▸ **Short task**
Without the images, print all the entries below exactly as given.

▸ **Stored records**
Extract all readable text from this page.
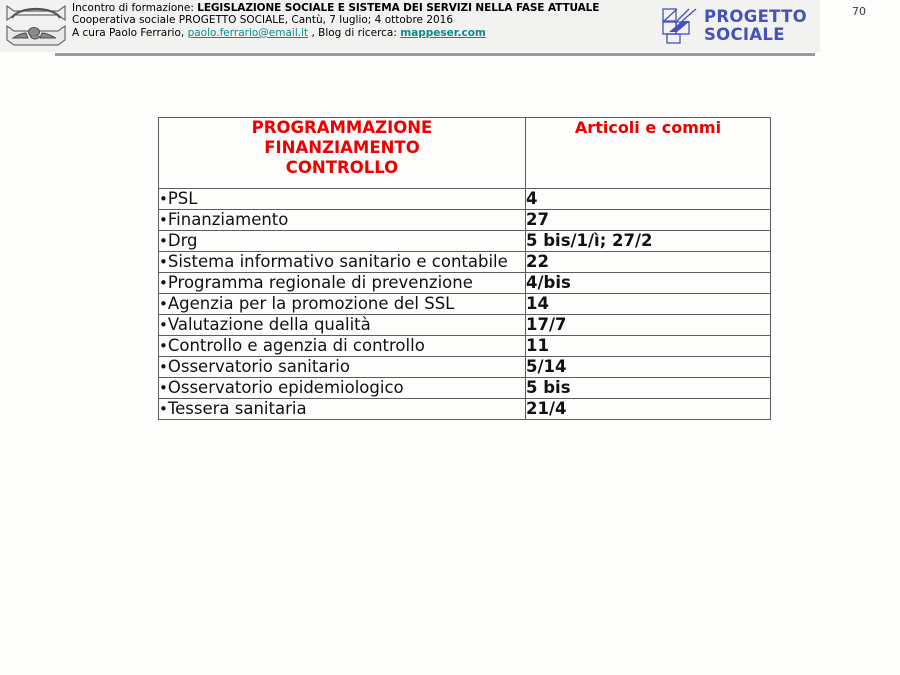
Incontro di formazione: LEGISLAZIONE SOCIALE E SISTEMA DEI SERVIZI NELLA FASE ATTUALE
Cooperativa sociale PROGETTO SOCIALE, Cantù, 7 luglio; 4 ottobre 2016
A cura Paolo Ferrario, paolo.ferrario@email.it , Blog di ricerca: mappeser.com
PROGETTO
SOCIALE
70
PROGRAMMAZIONE
FINANZIAMENTO
CONTROLLO	Articoli e commi
•PSL	4
•Finanziamento	27
•Drg	5 bis/1/ì; 27/2
•Sistema informativo sanitario e contabile	22
•Programma regionale di prevenzione	4/bis
•Agenzia per la promozione del SSL	14
•Valutazione della qualità	17/7
•Controllo e agenzia di controllo	11
•Osservatorio sanitario	5/14
•Osservatorio epidemiologico	5 bis
•Tessera sanitaria	21/4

▸ **Expected output**
Extract all readable text from this page.
Incontro di formazione: LEGISLAZIONE SOCIALE E SISTEMA DEI SERVIZI NELLA FASE ATTUALE
Cooperativa sociale PROGETTO SOCIALE, Cantù, 7 luglio; 4 ottobre 2016
A cura Paolo Ferrario, paolo.ferrario@email.it , Blog di ricerca: mappeser.com
PROGETTO
SOCIALE
70
PROGRAMMAZIONE
FINANZIAMENTO
CONTROLLO	Articoli e commi
•PSL	4
•Finanziamento	27
•Drg	5 bis/1/ì; 27/2
•Sistema informativo sanitario e contabile	22
•Programma regionale di prevenzione	4/bis
•Agenzia per la promozione del SSL	14
•Valutazione della qualità	17/7
•Controllo e agenzia di controllo	11
•Osservatorio sanitario	5/14
•Osservatorio epidemiologico	5 bis
•Tessera sanitaria	21/4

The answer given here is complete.